— Work to complete —
With the pictures left out, restate every entry word for word.

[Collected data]

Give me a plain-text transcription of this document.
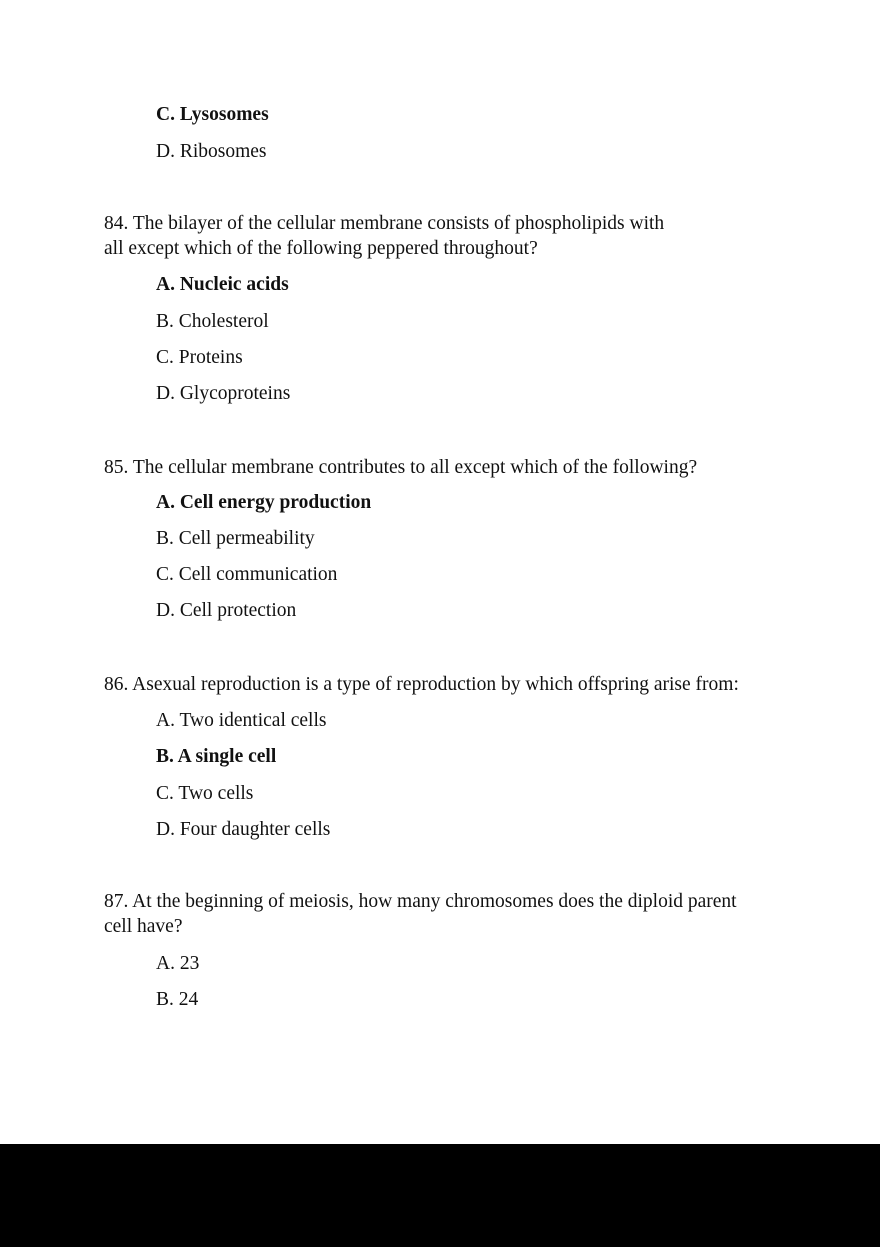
C. Lysosomes
D. Ribosomes
84. The bilayer of the cellular membrane consists of phospholipids with
all except which of the following peppered throughout?
A. Nucleic acids
B. Cholesterol
C. Proteins
D. Glycoproteins
85. The cellular membrane contributes to all except which of the following?
A. Cell energy production
B. Cell permeability
C. Cell communication
D. Cell protection
86. Asexual reproduction is a type of reproduction by which offspring arise from:
A. Two identical cells
B. A single cell
C. Two cells
D. Four daughter cells
87. At the beginning of meiosis, how many chromosomes does the diploid parent
cell have?
A. 23
B. 24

— Written reply —
Give me a plain-text transcription of this document.
C. Lysosomes
D. Ribosomes
84. The bilayer of the cellular membrane consists of phospholipids with
all except which of the following peppered throughout?
A. Nucleic acids
B. Cholesterol
C. Proteins
D. Glycoproteins
85. The cellular membrane contributes to all except which of the following?
A. Cell energy production
B. Cell permeability
C. Cell communication
D. Cell protection
86. Asexual reproduction is a type of reproduction by which offspring arise from:
A. Two identical cells
B. A single cell
C. Two cells
D. Four daughter cells
87. At the beginning of meiosis, how many chromosomes does the diploid parent
cell have?
A. 23
B. 24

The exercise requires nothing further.